Set down each line of the data below exactly as it stands, dropping the pictures.
## Begin Records to process
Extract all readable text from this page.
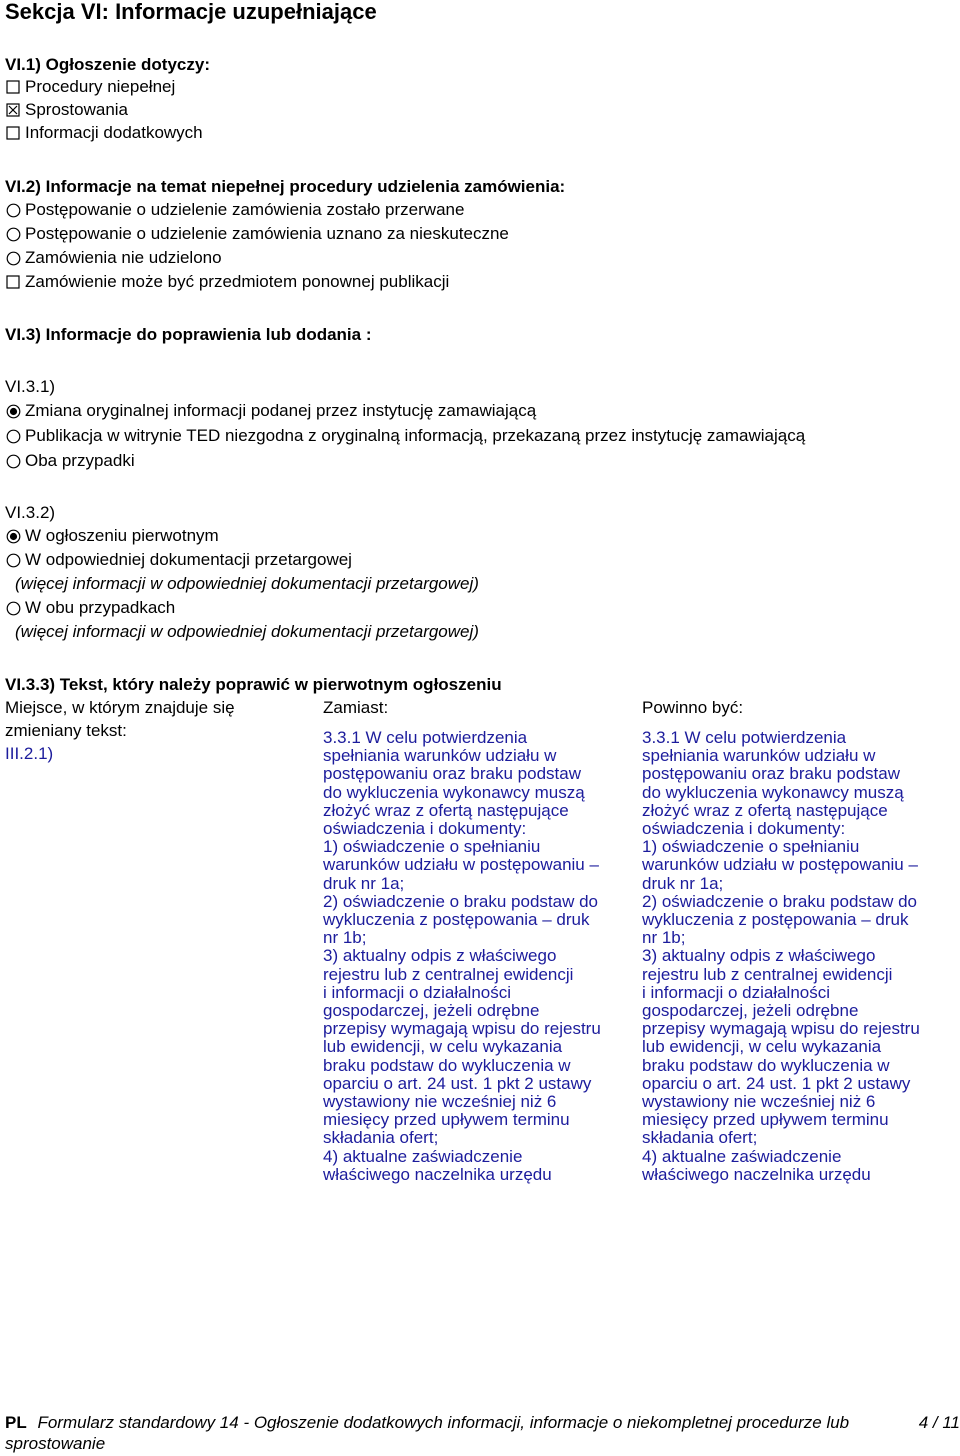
Sekcja VI: Informacje uzupełniające
VI.1) Ogłoszenie dotyczy:
Procedury niepełnej
Sprostowania
Informacji dodatkowych
VI.2) Informacje na temat niepełnej procedury udzielenia zamówienia:
Postępowanie o udzielenie zamówienia zostało przerwane
Postępowanie o udzielenie zamówienia uznano za nieskuteczne
Zamówienia nie udzielono
Zamówienie może być przedmiotem ponownej publikacji
VI.3) Informacje do poprawienia lub dodania :
VI.3.1)
Zmiana oryginalnej informacji podanej przez instytucję zamawiającą
Publikacja w witrynie TED niezgodna z oryginalną informacją, przekazaną przez instytucję zamawiającą
Oba przypadki
VI.3.2)
W ogłoszeniu pierwotnym
W odpowiedniej dokumentacji przetargowej
(więcej informacji w odpowiedniej dokumentacji przetargowej)
W obu przypadkach
(więcej informacji w odpowiedniej dokumentacji przetargowej)
VI.3.3) Tekst, który należy poprawić w pierwotnym ogłoszeniu
Miejsce, w którym znajduje się
zmieniany tekst:
III.2.1)
Zamiast:	Powinno być:
3.3.1 W celu potwierdzenia
spełniania warunków udziału w
postępowaniu oraz braku podstaw
do wykluczenia wykonawcy muszą
złożyć wraz z ofertą następujące
oświadczenia i dokumenty:
1) oświadczenie o spełnianiu
warunków udziału w postępowaniu –
druk nr 1a;
2) oświadczenie o braku podstaw do
wykluczenia z postępowania – druk
nr 1b;
3) aktualny odpis z właściwego
rejestru lub z centralnej ewidencji
i informacji o działalności
gospodarczej, jeżeli odrębne
przepisy wymagają wpisu do rejestru
lub ewidencji, w celu wykazania
braku podstaw do wykluczenia w
oparciu o art. 24 ust. 1 pkt 2 ustawy
wystawiony nie wcześniej niż 6
miesięcy przed upływem terminu
składania ofert;
4) aktualne zaświadczenie
właściwego naczelnika urzędu
3.3.1 W celu potwierdzenia
spełniania warunków udziału w
postępowaniu oraz braku podstaw
do wykluczenia wykonawcy muszą
złożyć wraz z ofertą następujące
oświadczenia i dokumenty:
1) oświadczenie o spełnianiu
warunków udziału w postępowaniu –
druk nr 1a;
2) oświadczenie o braku podstaw do
wykluczenia z postępowania – druk
nr 1b;
3) aktualny odpis z właściwego
rejestru lub z centralnej ewidencji
i informacji o działalności
gospodarczej, jeżeli odrębne
przepisy wymagają wpisu do rejestru
lub ewidencji, w celu wykazania
braku podstaw do wykluczenia w
oparciu o art. 24 ust. 1 pkt 2 ustawy
wystawiony nie wcześniej niż 6
miesięcy przed upływem terminu
składania ofert;
4) aktualne zaświadczenie
właściwego naczelnika urzędu
PL Formularz standardowy 14 - Ogłoszenie dodatkowych informacji, informacje o niekompletnej procedurze lub
sprostowanie
4 / 11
## End Records to process
■ **The response**
Extract all readable text from this page.
Sekcja VI: Informacje uzupełniające
VI.1) Ogłoszenie dotyczy:
Procedury niepełnej
Sprostowania
Informacji dodatkowych
VI.2) Informacje na temat niepełnej procedury udzielenia zamówienia:
Postępowanie o udzielenie zamówienia zostało przerwane
Postępowanie o udzielenie zamówienia uznano za nieskuteczne
Zamówienia nie udzielono
Zamówienie może być przedmiotem ponownej publikacji
VI.3) Informacje do poprawienia lub dodania :
VI.3.1)
Zmiana oryginalnej informacji podanej przez instytucję zamawiającą
Publikacja w witrynie TED niezgodna z oryginalną informacją, przekazaną przez instytucję zamawiającą
Oba przypadki
VI.3.2)
W ogłoszeniu pierwotnym
W odpowiedniej dokumentacji przetargowej
(więcej informacji w odpowiedniej dokumentacji przetargowej)
W obu przypadkach
(więcej informacji w odpowiedniej dokumentacji przetargowej)
VI.3.3) Tekst, który należy poprawić w pierwotnym ogłoszeniu
Miejsce, w którym znajduje się
zmieniany tekst:
III.2.1)
Zamiast:	Powinno być:
3.3.1 W celu potwierdzenia
spełniania warunków udziału w
postępowaniu oraz braku podstaw
do wykluczenia wykonawcy muszą
złożyć wraz z ofertą następujące
oświadczenia i dokumenty:
1) oświadczenie o spełnianiu
warunków udziału w postępowaniu –
druk nr 1a;
2) oświadczenie o braku podstaw do
wykluczenia z postępowania – druk
nr 1b;
3) aktualny odpis z właściwego
rejestru lub z centralnej ewidencji
i informacji o działalności
gospodarczej, jeżeli odrębne
przepisy wymagają wpisu do rejestru
lub ewidencji, w celu wykazania
braku podstaw do wykluczenia w
oparciu o art. 24 ust. 1 pkt 2 ustawy
wystawiony nie wcześniej niż 6
miesięcy przed upływem terminu
składania ofert;
4) aktualne zaświadczenie
właściwego naczelnika urzędu
3.3.1 W celu potwierdzenia
spełniania warunków udziału w
postępowaniu oraz braku podstaw
do wykluczenia wykonawcy muszą
złożyć wraz z ofertą następujące
oświadczenia i dokumenty:
1) oświadczenie o spełnianiu
warunków udziału w postępowaniu –
druk nr 1a;
2) oświadczenie o braku podstaw do
wykluczenia z postępowania – druk
nr 1b;
3) aktualny odpis z właściwego
rejestru lub z centralnej ewidencji
i informacji o działalności
gospodarczej, jeżeli odrębne
przepisy wymagają wpisu do rejestru
lub ewidencji, w celu wykazania
braku podstaw do wykluczenia w
oparciu o art. 24 ust. 1 pkt 2 ustawy
wystawiony nie wcześniej niż 6
miesięcy przed upływem terminu
składania ofert;
4) aktualne zaświadczenie
właściwego naczelnika urzędu
PL Formularz standardowy 14 - Ogłoszenie dodatkowych informacji, informacje o niekompletnej procedurze lub
sprostowanie
4 / 11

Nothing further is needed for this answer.